▶ **What is being asked**: Locate the word "shortcode" in the data below, then copy every line that holds it.

# START OF Recorded information

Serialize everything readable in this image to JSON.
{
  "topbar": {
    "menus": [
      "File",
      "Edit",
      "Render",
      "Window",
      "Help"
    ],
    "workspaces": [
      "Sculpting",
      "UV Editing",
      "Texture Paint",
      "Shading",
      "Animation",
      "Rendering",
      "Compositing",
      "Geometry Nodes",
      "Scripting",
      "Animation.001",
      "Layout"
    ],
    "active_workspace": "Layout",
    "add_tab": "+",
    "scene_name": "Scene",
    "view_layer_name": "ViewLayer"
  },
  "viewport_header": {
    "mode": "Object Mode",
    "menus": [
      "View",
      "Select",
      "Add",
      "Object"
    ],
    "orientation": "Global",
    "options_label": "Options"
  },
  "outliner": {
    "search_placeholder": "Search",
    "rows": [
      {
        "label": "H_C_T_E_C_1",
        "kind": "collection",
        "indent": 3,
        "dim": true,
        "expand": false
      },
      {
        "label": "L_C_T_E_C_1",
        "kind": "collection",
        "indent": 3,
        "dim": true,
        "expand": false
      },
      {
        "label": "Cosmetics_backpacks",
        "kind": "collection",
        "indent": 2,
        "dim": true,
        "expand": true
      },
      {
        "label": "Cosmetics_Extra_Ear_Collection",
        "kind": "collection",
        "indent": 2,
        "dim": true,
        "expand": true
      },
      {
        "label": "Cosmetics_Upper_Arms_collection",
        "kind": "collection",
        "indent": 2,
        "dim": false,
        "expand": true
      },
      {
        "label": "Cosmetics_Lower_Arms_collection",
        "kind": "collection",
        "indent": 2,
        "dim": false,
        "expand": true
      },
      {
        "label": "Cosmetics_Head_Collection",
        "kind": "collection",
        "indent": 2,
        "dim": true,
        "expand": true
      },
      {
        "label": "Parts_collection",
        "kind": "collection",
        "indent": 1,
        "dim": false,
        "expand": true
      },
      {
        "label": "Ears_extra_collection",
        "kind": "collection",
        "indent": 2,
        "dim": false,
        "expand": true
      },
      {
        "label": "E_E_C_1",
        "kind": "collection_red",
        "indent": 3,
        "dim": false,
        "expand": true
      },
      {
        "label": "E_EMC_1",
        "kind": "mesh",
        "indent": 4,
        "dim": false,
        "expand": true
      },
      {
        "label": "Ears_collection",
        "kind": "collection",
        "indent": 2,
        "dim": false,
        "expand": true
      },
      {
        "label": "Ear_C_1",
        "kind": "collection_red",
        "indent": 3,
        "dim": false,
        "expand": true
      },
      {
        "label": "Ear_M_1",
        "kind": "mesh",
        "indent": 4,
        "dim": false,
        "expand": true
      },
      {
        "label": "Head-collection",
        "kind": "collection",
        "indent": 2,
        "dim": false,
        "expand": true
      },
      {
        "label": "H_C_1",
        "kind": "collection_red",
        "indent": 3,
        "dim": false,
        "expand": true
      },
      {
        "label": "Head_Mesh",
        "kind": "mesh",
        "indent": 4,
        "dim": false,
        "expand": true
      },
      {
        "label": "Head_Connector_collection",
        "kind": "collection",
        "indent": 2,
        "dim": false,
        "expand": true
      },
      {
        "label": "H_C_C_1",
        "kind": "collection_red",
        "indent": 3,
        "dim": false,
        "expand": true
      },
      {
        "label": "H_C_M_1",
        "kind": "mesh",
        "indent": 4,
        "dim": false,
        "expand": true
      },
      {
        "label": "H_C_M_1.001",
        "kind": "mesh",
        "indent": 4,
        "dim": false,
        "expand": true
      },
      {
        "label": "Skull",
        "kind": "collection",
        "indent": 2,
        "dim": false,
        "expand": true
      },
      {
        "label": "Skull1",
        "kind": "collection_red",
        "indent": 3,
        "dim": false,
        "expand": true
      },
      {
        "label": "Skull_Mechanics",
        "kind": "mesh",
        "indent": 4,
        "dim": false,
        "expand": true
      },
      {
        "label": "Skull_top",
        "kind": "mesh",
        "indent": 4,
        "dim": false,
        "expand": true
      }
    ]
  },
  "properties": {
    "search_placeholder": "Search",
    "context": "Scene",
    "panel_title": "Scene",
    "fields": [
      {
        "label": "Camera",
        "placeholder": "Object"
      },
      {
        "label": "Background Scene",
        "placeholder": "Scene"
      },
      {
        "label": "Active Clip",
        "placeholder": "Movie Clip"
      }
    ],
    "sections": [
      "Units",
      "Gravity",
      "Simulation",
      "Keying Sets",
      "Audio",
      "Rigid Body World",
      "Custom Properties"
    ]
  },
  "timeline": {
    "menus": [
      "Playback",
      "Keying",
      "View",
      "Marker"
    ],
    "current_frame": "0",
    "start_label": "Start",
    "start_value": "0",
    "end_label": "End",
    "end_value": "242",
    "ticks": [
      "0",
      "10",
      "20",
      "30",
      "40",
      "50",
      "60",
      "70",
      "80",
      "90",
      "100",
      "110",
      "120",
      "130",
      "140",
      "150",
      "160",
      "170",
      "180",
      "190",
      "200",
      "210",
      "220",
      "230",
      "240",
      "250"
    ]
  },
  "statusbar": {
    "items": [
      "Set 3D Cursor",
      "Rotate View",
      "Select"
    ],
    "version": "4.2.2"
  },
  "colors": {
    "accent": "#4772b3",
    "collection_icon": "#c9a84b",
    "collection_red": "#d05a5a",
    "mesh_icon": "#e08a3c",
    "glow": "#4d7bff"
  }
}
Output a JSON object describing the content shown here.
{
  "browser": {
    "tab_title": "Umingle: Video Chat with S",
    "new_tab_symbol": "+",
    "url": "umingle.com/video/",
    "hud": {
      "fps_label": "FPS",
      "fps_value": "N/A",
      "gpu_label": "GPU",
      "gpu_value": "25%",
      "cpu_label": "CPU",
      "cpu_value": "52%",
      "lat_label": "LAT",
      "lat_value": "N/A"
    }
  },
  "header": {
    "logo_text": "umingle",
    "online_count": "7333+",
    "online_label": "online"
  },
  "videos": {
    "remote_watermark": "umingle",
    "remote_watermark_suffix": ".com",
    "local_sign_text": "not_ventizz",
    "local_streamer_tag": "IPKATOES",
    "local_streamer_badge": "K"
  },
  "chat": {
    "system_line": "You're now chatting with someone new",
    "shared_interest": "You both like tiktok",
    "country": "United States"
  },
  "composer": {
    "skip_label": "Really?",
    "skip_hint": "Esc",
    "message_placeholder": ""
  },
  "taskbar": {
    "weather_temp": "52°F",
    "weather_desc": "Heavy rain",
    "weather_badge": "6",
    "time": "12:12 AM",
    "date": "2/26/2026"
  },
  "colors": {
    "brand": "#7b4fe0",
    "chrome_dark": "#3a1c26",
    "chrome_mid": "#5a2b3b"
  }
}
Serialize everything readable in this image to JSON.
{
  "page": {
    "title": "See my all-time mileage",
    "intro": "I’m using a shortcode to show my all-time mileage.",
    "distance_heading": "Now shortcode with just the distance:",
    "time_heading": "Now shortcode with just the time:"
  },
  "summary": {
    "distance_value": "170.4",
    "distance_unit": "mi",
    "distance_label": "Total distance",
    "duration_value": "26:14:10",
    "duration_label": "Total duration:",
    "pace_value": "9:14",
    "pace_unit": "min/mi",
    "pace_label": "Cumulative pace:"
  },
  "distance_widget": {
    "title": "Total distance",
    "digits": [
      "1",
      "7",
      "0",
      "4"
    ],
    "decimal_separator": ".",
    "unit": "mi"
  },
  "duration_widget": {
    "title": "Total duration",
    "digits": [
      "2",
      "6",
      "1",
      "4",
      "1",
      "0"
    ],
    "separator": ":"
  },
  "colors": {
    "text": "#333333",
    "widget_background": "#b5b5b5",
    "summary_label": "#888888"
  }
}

# END OF Recorded information

▶ **Output for this task**:
    "intro": "I’m using a shortcode to show my all-time mileage.",
    "distance_heading": "Now shortcode with just the distance:",
    "time_heading": "Now shortcode with just the time:"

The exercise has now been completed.